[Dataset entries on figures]
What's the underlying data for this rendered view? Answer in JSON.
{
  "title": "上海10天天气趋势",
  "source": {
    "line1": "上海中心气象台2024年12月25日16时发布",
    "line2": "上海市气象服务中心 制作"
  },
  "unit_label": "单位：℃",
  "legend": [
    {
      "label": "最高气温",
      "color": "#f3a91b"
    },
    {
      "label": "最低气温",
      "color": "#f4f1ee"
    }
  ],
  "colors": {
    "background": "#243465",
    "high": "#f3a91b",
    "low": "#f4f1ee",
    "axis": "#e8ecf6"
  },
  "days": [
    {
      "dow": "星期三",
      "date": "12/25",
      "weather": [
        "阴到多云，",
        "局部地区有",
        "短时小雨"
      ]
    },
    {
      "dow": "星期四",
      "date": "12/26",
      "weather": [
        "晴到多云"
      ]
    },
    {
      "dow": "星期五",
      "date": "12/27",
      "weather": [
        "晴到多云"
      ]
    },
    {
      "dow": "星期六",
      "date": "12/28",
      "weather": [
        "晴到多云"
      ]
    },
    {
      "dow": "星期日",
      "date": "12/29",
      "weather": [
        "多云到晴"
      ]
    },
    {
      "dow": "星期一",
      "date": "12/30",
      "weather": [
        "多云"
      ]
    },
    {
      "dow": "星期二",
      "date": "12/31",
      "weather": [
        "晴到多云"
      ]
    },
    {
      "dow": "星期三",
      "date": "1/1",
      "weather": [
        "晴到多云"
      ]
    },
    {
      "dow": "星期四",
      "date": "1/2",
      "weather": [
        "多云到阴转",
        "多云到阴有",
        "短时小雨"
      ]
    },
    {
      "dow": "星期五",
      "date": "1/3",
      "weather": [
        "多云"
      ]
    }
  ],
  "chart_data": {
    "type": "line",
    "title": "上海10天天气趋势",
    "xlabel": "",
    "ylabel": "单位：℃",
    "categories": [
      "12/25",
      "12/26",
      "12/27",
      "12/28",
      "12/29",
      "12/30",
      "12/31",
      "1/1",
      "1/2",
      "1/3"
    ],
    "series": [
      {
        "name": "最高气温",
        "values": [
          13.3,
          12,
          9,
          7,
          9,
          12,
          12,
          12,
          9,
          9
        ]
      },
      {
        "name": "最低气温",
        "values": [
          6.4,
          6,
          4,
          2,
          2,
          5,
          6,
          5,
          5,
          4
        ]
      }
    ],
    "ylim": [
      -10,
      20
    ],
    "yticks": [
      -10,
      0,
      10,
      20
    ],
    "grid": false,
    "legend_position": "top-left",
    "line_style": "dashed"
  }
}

Goal
Set down every line of the listing above again, exactly as given.

Answer
What's the underlying data for this rendered view? Answer in JSON.
{
  "title": "上海10天天气趋势",
  "source": {
    "line1": "上海中心气象台2024年12月25日16时发布",
    "line2": "上海市气象服务中心 制作"
  },
  "unit_label": "单位：℃",
  "legend": [
    {
      "label": "最高气温",
      "color": "#f3a91b"
    },
    {
      "label": "最低气温",
      "color": "#f4f1ee"
    }
  ],
  "colors": {
    "background": "#243465",
    "high": "#f3a91b",
    "low": "#f4f1ee",
    "axis": "#e8ecf6"
  },
  "days": [
    {
      "dow": "星期三",
      "date": "12/25",
      "weather": [
        "阴到多云，",
        "局部地区有",
        "短时小雨"
      ]
    },
    {
      "dow": "星期四",
      "date": "12/26",
      "weather": [
        "晴到多云"
      ]
    },
    {
      "dow": "星期五",
      "date": "12/27",
      "weather": [
        "晴到多云"
      ]
    },
    {
      "dow": "星期六",
      "date": "12/28",
      "weather": [
        "晴到多云"
      ]
    },
    {
      "dow": "星期日",
      "date": "12/29",
      "weather": [
        "多云到晴"
      ]
    },
    {
      "dow": "星期一",
      "date": "12/30",
      "weather": [
        "多云"
      ]
    },
    {
      "dow": "星期二",
      "date": "12/31",
      "weather": [
        "晴到多云"
      ]
    },
    {
      "dow": "星期三",
      "date": "1/1",
      "weather": [
        "晴到多云"
      ]
    },
    {
      "dow": "星期四",
      "date": "1/2",
      "weather": [
        "多云到阴转",
        "多云到阴有",
        "短时小雨"
      ]
    },
    {
      "dow": "星期五",
      "date": "1/3",
      "weather": [
        "多云"
      ]
    }
  ],
  "chart_data": {
    "type": "line",
    "title": "上海10天天气趋势",
    "xlabel": "",
    "ylabel": "单位：℃",
    "categories": [
      "12/25",
      "12/26",
      "12/27",
      "12/28",
      "12/29",
      "12/30",
      "12/31",
      "1/1",
      "1/2",
      "1/3"
    ],
    "series": [
      {
        "name": "最高气温",
        "values": [
          13.3,
          12,
          9,
          7,
          9,
          12,
          12,
          12,
          9,
          9
        ]
      },
      {
        "name": "最低气温",
        "values": [
          6.4,
          6,
          4,
          2,
          2,
          5,
          6,
          5,
          5,
          4
        ]
      }
    ],
    "ylim": [
      -10,
      20
    ],
    "yticks": [
      -10,
      0,
      10,
      20
    ],
    "grid": false,
    "legend_position": "top-left",
    "line_style": "dashed"
  }
}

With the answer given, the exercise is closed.